Extracted data entries
◆ ◆ ◆ ◆ ◆ ◆ ◆

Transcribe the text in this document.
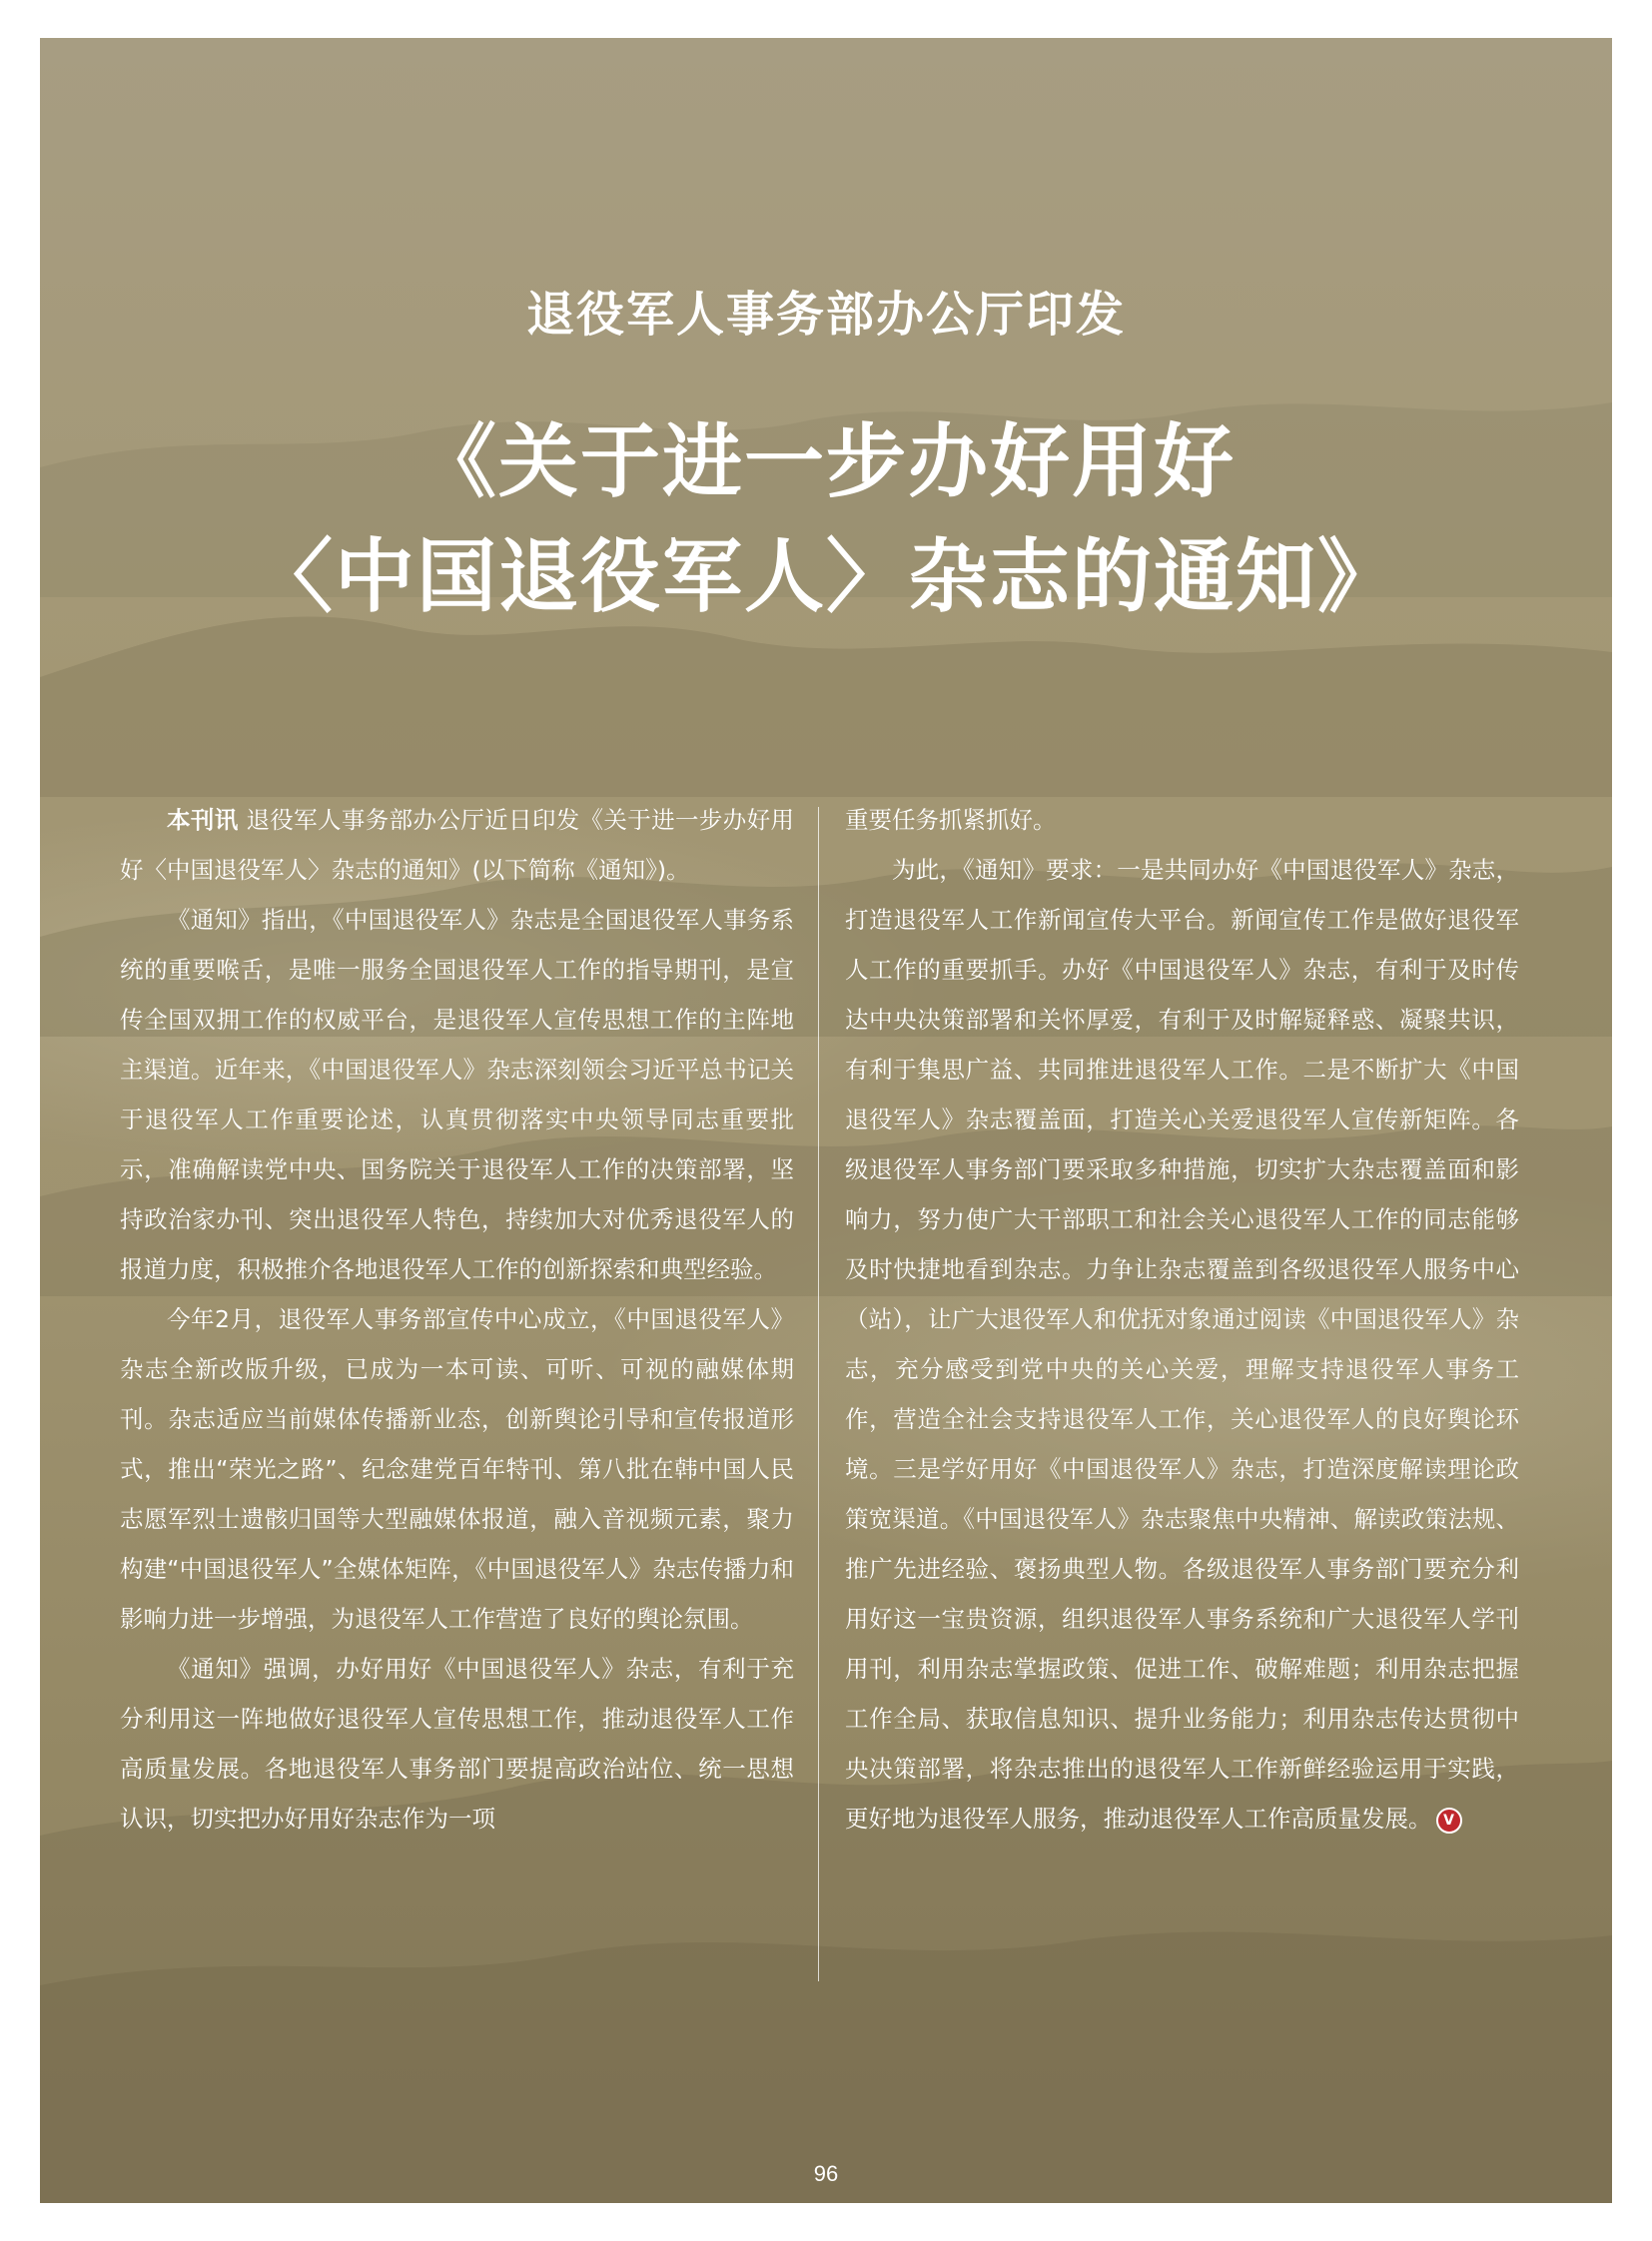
退役军人事务部办公厅印发
《关于进一步办好用好
〈中国退役军人〉杂志的通知》

本刊讯 退役军人事务部办公厅近日印发《关于进一步办好用好〈中国退役军人〉杂志的通知》(以下简称《通知》)。

《通知》指出，《中国退役军人》杂志是全国退役军人事务系统的重要喉舌，是唯一服务全国退役军人工作的指导期刊，是宣传全国双拥工作的权威平台，是退役军人宣传思想工作的主阵地主渠道。近年来，《中国退役军人》杂志深刻领会习近平总书记关于退役军人工作重要论述，认真贯彻落实中央领导同志重要批示，准确解读党中央、国务院关于退役军人工作的决策部署，坚持政治家办刊、突出退役军人特色，持续加大对优秀退役军人的报道力度，积极推介各地退役军人工作的创新探索和典型经验。

今年2月，退役军人事务部宣传中心成立，《中国退役军人》杂志全新改版升级，已成为一本可读、可听、可视的融媒体期刊。杂志适应当前媒体传播新业态，创新舆论引导和宣传报道形式，推出“荣光之路”、纪念建党百年特刊、第八批在韩中国人民志愿军烈士遗骸归国等大型融媒体报道，融入音视频元素，聚力构建“中国退役军人”全媒体矩阵，《中国退役军人》杂志传播力和影响力进一步增强，为退役军人工作营造了良好的舆论氛围。

《通知》强调，办好用好《中国退役军人》杂志，有利于充分利用这一阵地做好退役军人宣传思想工作，推动退役军人工作高质量发展。各地退役军人事务部门要提高政治站位、统一思想认识，切实把办好用好杂志作为一项

重要任务抓紧抓好。

为此，《通知》要求：一是共同办好《中国退役军人》杂志，打造退役军人工作新闻宣传大平台。新闻宣传工作是做好退役军人工作的重要抓手。办好《中国退役军人》杂志，有利于及时传达中央决策部署和关怀厚爱，有利于及时解疑释惑、凝聚共识，有利于集思广益、共同推进退役军人工作。二是不断扩大《中国退役军人》杂志覆盖面，打造关心关爱退役军人宣传新矩阵。各级退役军人事务部门要采取多种措施，切实扩大杂志覆盖面和影响力，努力使广大干部职工和社会关心退役军人工作的同志能够及时快捷地看到杂志。力争让杂志覆盖到各级退役军人服务中心（站），让广大退役军人和优抚对象通过阅读《中国退役军人》杂志，充分感受到党中央的关心关爱，理解支持退役军人事务工作，营造全社会支持退役军人工作，关心退役军人的良好舆论环境。三是学好用好《中国退役军人》杂志，打造深度解读理论政策宽渠道。《中国退役军人》杂志聚焦中央精神、解读政策法规、推广先进经验、褒扬典型人物。各级退役军人事务部门要充分利用好这一宝贵资源，组织退役军人事务系统和广大退役军人学刊用刊，利用杂志掌握政策、促进工作、破解难题；利用杂志把握工作全局、获取信息知识、提升业务能力；利用杂志传达贯彻中央决策部署，将杂志推出的退役军人工作新鲜经验运用于实践，更好地为退役军人服务，推动退役军人工作高质量发展。 V

96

◆ ◆ ◆ ◆ ◆ ◆ ◆

- [DIRECTIONS]
Pick out lines containing the word "杂志的通知", each one as written.

- [EXERCISE ANSWER]
〈中国退役军人〉杂志的通知》
本刊讯 退役军人事务部办公厅近日印发《关于进一步办好用好〈中国退役军人〉杂志的通知》(以下简称《通知》)。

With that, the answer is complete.